Material provided -
--- START ---
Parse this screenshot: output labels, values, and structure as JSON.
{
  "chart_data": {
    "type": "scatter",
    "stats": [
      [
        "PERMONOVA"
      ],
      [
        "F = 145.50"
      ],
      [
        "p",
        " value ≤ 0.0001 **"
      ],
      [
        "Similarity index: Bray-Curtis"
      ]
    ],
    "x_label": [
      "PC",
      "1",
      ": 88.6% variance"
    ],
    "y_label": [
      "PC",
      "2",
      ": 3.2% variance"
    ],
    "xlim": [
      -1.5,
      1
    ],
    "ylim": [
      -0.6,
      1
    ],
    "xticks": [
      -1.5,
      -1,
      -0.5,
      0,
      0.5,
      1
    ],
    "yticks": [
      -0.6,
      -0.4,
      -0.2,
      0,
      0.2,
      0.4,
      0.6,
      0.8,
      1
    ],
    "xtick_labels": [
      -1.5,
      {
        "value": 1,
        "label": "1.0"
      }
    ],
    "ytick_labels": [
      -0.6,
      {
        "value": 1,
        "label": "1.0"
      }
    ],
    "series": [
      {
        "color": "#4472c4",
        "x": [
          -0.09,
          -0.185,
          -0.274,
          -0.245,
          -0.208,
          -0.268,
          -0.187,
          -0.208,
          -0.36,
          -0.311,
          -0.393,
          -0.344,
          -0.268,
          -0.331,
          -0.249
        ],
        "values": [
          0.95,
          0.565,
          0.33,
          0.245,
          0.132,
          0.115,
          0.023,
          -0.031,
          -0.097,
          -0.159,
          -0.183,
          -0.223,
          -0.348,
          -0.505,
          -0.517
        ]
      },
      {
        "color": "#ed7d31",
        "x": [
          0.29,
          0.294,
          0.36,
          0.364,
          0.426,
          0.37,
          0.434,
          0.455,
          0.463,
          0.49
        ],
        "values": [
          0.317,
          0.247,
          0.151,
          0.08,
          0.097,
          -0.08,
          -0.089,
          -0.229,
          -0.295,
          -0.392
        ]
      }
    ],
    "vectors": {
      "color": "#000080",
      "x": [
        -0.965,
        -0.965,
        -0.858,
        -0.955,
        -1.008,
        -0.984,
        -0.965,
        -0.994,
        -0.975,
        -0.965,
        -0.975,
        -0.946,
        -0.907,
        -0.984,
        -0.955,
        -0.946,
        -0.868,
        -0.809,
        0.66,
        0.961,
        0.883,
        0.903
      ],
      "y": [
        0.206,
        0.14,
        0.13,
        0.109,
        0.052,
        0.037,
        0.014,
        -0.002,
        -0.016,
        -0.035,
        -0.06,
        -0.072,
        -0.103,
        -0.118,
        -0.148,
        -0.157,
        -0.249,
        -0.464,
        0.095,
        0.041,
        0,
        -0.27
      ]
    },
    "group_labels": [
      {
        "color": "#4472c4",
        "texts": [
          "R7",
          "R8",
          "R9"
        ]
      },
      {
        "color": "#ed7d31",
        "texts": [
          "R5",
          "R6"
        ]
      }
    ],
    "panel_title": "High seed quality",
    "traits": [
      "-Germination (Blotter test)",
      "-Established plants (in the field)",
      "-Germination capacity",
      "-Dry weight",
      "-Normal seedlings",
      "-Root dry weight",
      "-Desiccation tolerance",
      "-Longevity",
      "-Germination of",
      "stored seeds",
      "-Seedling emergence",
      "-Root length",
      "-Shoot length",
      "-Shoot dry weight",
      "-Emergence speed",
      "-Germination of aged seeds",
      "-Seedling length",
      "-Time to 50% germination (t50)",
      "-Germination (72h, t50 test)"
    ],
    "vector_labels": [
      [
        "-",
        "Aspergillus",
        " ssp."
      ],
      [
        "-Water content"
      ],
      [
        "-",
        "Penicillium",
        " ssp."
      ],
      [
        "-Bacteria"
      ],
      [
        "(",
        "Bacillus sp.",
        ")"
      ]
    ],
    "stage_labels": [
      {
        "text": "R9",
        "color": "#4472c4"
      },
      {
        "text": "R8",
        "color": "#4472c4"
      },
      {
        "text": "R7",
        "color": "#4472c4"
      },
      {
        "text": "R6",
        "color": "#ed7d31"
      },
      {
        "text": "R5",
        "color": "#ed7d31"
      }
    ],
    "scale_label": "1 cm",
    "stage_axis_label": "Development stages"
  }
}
--- END ---
Please restate each record exactly as it reads.

Response area -
Parse this screenshot: output labels, values, and structure as JSON.
{
  "chart_data": {
    "type": "scatter",
    "stats": [
      [
        "PERMONOVA"
      ],
      [
        "F = 145.50"
      ],
      [
        "p",
        " value ≤ 0.0001 **"
      ],
      [
        "Similarity index: Bray-Curtis"
      ]
    ],
    "x_label": [
      "PC",
      "1",
      ": 88.6% variance"
    ],
    "y_label": [
      "PC",
      "2",
      ": 3.2% variance"
    ],
    "xlim": [
      -1.5,
      1
    ],
    "ylim": [
      -0.6,
      1
    ],
    "xticks": [
      -1.5,
      -1,
      -0.5,
      0,
      0.5,
      1
    ],
    "yticks": [
      -0.6,
      -0.4,
      -0.2,
      0,
      0.2,
      0.4,
      0.6,
      0.8,
      1
    ],
    "xtick_labels": [
      -1.5,
      {
        "value": 1,
        "label": "1.0"
      }
    ],
    "ytick_labels": [
      -0.6,
      {
        "value": 1,
        "label": "1.0"
      }
    ],
    "series": [
      {
        "color": "#4472c4",
        "x": [
          -0.09,
          -0.185,
          -0.274,
          -0.245,
          -0.208,
          -0.268,
          -0.187,
          -0.208,
          -0.36,
          -0.311,
          -0.393,
          -0.344,
          -0.268,
          -0.331,
          -0.249
        ],
        "values": [
          0.95,
          0.565,
          0.33,
          0.245,
          0.132,
          0.115,
          0.023,
          -0.031,
          -0.097,
          -0.159,
          -0.183,
          -0.223,
          -0.348,
          -0.505,
          -0.517
        ]
      },
      {
        "color": "#ed7d31",
        "x": [
          0.29,
          0.294,
          0.36,
          0.364,
          0.426,
          0.37,
          0.434,
          0.455,
          0.463,
          0.49
        ],
        "values": [
          0.317,
          0.247,
          0.151,
          0.08,
          0.097,
          -0.08,
          -0.089,
          -0.229,
          -0.295,
          -0.392
        ]
      }
    ],
    "vectors": {
      "color": "#000080",
      "x": [
        -0.965,
        -0.965,
        -0.858,
        -0.955,
        -1.008,
        -0.984,
        -0.965,
        -0.994,
        -0.975,
        -0.965,
        -0.975,
        -0.946,
        -0.907,
        -0.984,
        -0.955,
        -0.946,
        -0.868,
        -0.809,
        0.66,
        0.961,
        0.883,
        0.903
      ],
      "y": [
        0.206,
        0.14,
        0.13,
        0.109,
        0.052,
        0.037,
        0.014,
        -0.002,
        -0.016,
        -0.035,
        -0.06,
        -0.072,
        -0.103,
        -0.118,
        -0.148,
        -0.157,
        -0.249,
        -0.464,
        0.095,
        0.041,
        0,
        -0.27
      ]
    },
    "group_labels": [
      {
        "color": "#4472c4",
        "texts": [
          "R7",
          "R8",
          "R9"
        ]
      },
      {
        "color": "#ed7d31",
        "texts": [
          "R5",
          "R6"
        ]
      }
    ],
    "panel_title": "High seed quality",
    "traits": [
      "-Germination (Blotter test)",
      "-Established plants (in the field)",
      "-Germination capacity",
      "-Dry weight",
      "-Normal seedlings",
      "-Root dry weight",
      "-Desiccation tolerance",
      "-Longevity",
      "-Germination of",
      "stored seeds",
      "-Seedling emergence",
      "-Root length",
      "-Shoot length",
      "-Shoot dry weight",
      "-Emergence speed",
      "-Germination of aged seeds",
      "-Seedling length",
      "-Time to 50% germination (t50)",
      "-Germination (72h, t50 test)"
    ],
    "vector_labels": [
      [
        "-",
        "Aspergillus",
        " ssp."
      ],
      [
        "-Water content"
      ],
      [
        "-",
        "Penicillium",
        " ssp."
      ],
      [
        "-Bacteria"
      ],
      [
        "(",
        "Bacillus sp.",
        ")"
      ]
    ],
    "stage_labels": [
      {
        "text": "R9",
        "color": "#4472c4"
      },
      {
        "text": "R8",
        "color": "#4472c4"
      },
      {
        "text": "R7",
        "color": "#4472c4"
      },
      {
        "text": "R6",
        "color": "#ed7d31"
      },
      {
        "text": "R5",
        "color": "#ed7d31"
      }
    ],
    "scale_label": "1 cm",
    "stage_axis_label": "Development stages"
  }
}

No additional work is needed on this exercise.